◆ Stated goal ◆
Examine the material below. Gather every line in which the string "Heliocentric" appears.

(Figure collection entries)
───

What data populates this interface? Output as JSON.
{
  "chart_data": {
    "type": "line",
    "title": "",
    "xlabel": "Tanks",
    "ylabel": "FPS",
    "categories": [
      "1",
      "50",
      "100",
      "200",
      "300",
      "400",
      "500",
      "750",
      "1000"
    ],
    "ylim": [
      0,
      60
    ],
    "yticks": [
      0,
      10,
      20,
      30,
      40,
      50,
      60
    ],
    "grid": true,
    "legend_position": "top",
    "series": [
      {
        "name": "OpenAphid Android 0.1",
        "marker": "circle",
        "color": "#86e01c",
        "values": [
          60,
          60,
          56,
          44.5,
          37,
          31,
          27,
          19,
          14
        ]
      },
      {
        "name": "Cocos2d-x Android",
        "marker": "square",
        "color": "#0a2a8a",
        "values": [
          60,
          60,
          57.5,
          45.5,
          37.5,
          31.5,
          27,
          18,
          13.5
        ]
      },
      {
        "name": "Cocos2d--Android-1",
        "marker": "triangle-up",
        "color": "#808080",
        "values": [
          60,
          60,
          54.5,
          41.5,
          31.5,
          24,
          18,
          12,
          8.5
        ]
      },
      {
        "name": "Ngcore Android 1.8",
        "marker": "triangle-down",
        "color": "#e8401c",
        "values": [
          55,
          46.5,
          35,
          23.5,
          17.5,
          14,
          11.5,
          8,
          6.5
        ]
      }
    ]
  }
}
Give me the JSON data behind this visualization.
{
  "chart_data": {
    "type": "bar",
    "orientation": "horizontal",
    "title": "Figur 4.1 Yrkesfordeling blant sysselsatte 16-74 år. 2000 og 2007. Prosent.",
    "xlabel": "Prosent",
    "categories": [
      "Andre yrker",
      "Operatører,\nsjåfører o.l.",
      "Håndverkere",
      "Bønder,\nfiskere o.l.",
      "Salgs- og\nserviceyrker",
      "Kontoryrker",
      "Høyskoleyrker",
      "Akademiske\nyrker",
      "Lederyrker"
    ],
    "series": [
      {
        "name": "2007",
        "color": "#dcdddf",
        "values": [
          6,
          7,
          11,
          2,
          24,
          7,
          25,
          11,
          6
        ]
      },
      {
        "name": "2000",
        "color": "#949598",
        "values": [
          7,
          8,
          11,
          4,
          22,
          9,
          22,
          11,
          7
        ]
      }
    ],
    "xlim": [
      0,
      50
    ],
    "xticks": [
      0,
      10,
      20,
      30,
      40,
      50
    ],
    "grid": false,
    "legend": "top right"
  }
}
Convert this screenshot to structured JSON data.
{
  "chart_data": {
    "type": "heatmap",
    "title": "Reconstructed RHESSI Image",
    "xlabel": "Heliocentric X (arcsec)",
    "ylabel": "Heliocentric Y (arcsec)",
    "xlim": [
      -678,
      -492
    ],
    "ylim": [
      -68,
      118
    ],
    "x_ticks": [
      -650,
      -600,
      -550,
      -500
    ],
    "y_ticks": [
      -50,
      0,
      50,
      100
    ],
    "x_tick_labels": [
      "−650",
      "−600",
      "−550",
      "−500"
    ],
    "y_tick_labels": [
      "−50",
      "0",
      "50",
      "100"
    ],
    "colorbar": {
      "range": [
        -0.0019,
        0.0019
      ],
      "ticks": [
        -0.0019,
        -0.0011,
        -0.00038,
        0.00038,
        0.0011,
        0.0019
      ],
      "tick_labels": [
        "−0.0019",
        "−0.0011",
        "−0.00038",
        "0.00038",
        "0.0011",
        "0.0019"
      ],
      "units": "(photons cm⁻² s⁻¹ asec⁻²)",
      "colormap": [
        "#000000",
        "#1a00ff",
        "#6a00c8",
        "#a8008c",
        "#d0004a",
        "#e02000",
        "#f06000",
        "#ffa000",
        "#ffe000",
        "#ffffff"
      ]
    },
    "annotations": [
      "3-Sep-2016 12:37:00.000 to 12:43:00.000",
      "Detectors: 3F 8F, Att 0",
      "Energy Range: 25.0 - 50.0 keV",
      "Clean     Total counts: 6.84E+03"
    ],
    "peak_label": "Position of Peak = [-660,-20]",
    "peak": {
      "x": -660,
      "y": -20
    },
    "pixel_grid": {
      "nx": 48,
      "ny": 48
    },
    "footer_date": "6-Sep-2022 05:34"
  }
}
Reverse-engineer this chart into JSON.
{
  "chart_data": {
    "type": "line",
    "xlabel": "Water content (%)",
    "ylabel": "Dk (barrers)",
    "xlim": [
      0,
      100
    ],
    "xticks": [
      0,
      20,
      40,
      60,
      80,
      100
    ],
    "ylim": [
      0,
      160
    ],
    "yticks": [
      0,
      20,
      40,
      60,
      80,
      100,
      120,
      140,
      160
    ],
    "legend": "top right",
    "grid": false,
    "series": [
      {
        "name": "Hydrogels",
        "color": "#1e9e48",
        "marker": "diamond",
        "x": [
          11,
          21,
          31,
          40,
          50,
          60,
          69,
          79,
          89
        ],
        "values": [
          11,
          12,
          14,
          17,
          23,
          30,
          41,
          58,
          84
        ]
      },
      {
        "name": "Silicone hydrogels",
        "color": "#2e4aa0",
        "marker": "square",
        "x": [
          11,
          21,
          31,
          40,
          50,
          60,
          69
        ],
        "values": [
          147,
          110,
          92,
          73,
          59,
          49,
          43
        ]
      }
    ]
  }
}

───

◆ Complete response ◆
    "xlabel": "Heliocentric X (arcsec)",
    "ylabel": "Heliocentric Y (arcsec)",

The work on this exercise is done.